== Your task ==
The records should be repeated word for word, pictures excluded.

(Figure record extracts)
◇ ◇ ◇ ◇ ◇ ◇ ◇

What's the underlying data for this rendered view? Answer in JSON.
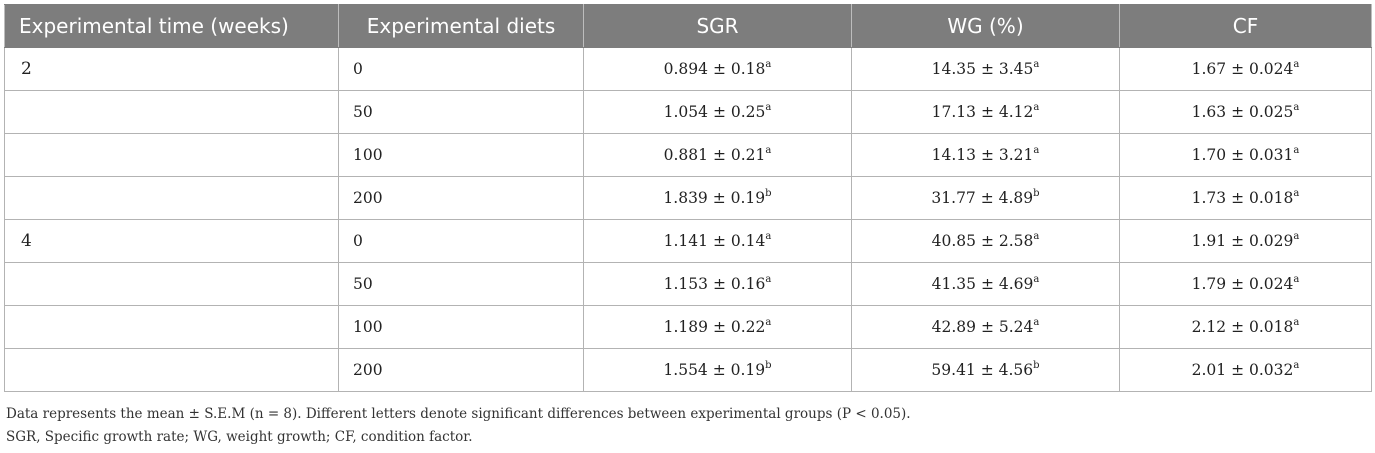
{
  "table": {
    "headers": [
      "Experimental time (weeks)",
      "Experimental diets",
      "SGR",
      "WG (%)",
      "CF"
    ],
    "rows": [
      {
        "time": "2",
        "diet": "0",
        "sgr": "0.894 ± 0.18",
        "sgr_sup": "a",
        "wg": "14.35 ± 3.45",
        "wg_sup": "a",
        "cf": "1.67 ± 0.024",
        "cf_sup": "a"
      },
      {
        "time": "",
        "diet": "50",
        "sgr": "1.054 ± 0.25",
        "sgr_sup": "a",
        "wg": "17.13 ± 4.12",
        "wg_sup": "a",
        "cf": "1.63 ± 0.025",
        "cf_sup": "a"
      },
      {
        "time": "",
        "diet": "100",
        "sgr": "0.881 ± 0.21",
        "sgr_sup": "a",
        "wg": "14.13 ± 3.21",
        "wg_sup": "a",
        "cf": "1.70 ± 0.031",
        "cf_sup": "a"
      },
      {
        "time": "",
        "diet": "200",
        "sgr": "1.839 ± 0.19",
        "sgr_sup": "b",
        "wg": "31.77 ± 4.89",
        "wg_sup": "b",
        "cf": "1.73 ± 0.018",
        "cf_sup": "a"
      },
      {
        "time": "4",
        "diet": "0",
        "sgr": "1.141 ± 0.14",
        "sgr_sup": "a",
        "wg": "40.85 ± 2.58",
        "wg_sup": "a",
        "cf": "1.91 ± 0.029",
        "cf_sup": "a"
      },
      {
        "time": "",
        "diet": "50",
        "sgr": "1.153 ± 0.16",
        "sgr_sup": "a",
        "wg": "41.35 ± 4.69",
        "wg_sup": "a",
        "cf": "1.79 ± 0.024",
        "cf_sup": "a"
      },
      {
        "time": "",
        "diet": "100",
        "sgr": "1.189 ± 0.22",
        "sgr_sup": "a",
        "wg": "42.89 ± 5.24",
        "wg_sup": "a",
        "cf": "2.12 ± 0.018",
        "cf_sup": "a"
      },
      {
        "time": "",
        "diet": "200",
        "sgr": "1.554 ± 0.19",
        "sgr_sup": "b",
        "wg": "59.41 ± 4.56",
        "wg_sup": "b",
        "cf": "2.01 ± 0.032",
        "cf_sup": "a"
      }
    ]
  },
  "footnotes": {
    "line1": "Data represents the mean ± S.E.M (n = 8). Different letters denote significant differences between experimental groups (P < 0.05).",
    "line2": "SGR, Specific growth rate; WG, weight growth; CF, condition factor."
  }
}
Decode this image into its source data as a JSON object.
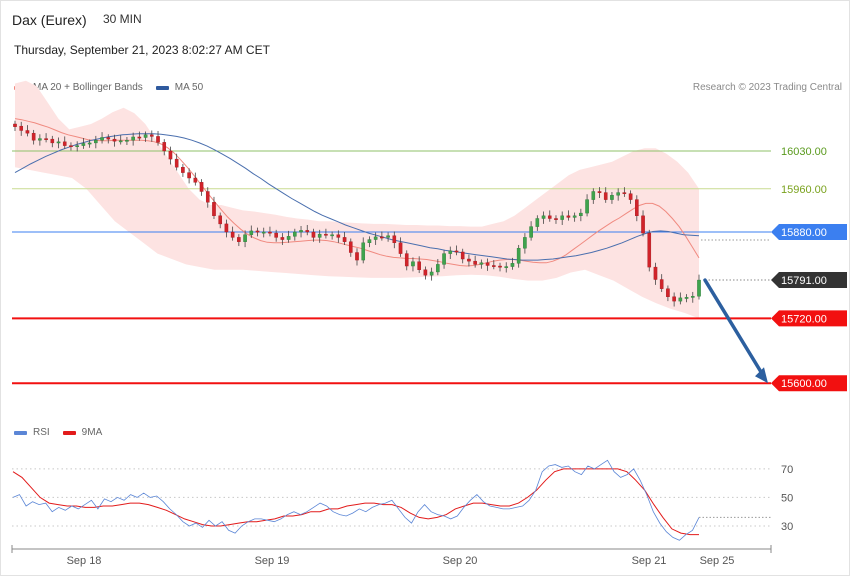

◇ ◇ ◇ ◇ ◇ ◇ ◇

== Reply ==
What's the underlying data for this rendered view? Answer in JSON.
{
  "table": {
    "headers": [
      "Experimental time (weeks)",
      "Experimental diets",
      "SGR",
      "WG (%)",
      "CF"
    ],
    "rows": [
      {
        "time": "2",
        "diet": "0",
        "sgr": "0.894 ± 0.18",
        "sgr_sup": "a",
        "wg": "14.35 ± 3.45",
        "wg_sup": "a",
        "cf": "1.67 ± 0.024",
        "cf_sup": "a"
      },
      {
        "time": "",
        "diet": "50",
        "sgr": "1.054 ± 0.25",
        "sgr_sup": "a",
        "wg": "17.13 ± 4.12",
        "wg_sup": "a",
        "cf": "1.63 ± 0.025",
        "cf_sup": "a"
      },
      {
        "time": "",
        "diet": "100",
        "sgr": "0.881 ± 0.21",
        "sgr_sup": "a",
        "wg": "14.13 ± 3.21",
        "wg_sup": "a",
        "cf": "1.70 ± 0.031",
        "cf_sup": "a"
      },
      {
        "time": "",
        "diet": "200",
        "sgr": "1.839 ± 0.19",
        "sgr_sup": "b",
        "wg": "31.77 ± 4.89",
        "wg_sup": "b",
        "cf": "1.73 ± 0.018",
        "cf_sup": "a"
      },
      {
        "time": "4",
        "diet": "0",
        "sgr": "1.141 ± 0.14",
        "sgr_sup": "a",
        "wg": "40.85 ± 2.58",
        "wg_sup": "a",
        "cf": "1.91 ± 0.029",
        "cf_sup": "a"
      },
      {
        "time": "",
        "diet": "50",
        "sgr": "1.153 ± 0.16",
        "sgr_sup": "a",
        "wg": "41.35 ± 4.69",
        "wg_sup": "a",
        "cf": "1.79 ± 0.024",
        "cf_sup": "a"
      },
      {
        "time": "",
        "diet": "100",
        "sgr": "1.189 ± 0.22",
        "sgr_sup": "a",
        "wg": "42.89 ± 5.24",
        "wg_sup": "a",
        "cf": "2.12 ± 0.018",
        "cf_sup": "a"
      },
      {
        "time": "",
        "diet": "200",
        "sgr": "1.554 ± 0.19",
        "sgr_sup": "b",
        "wg": "59.41 ± 4.56",
        "wg_sup": "b",
        "cf": "2.01 ± 0.032",
        "cf_sup": "a"
      }
    ]
  },
  "footnotes": {
    "line1": "Data represents the mean ± S.E.M (n = 8). Different letters denote significant differences between experimental groups (P < 0.05).",
    "line2": "SGR, Specific growth rate; WG, weight growth; CF, condition factor."
  }
}
Decode this image into its source data as a JSON object.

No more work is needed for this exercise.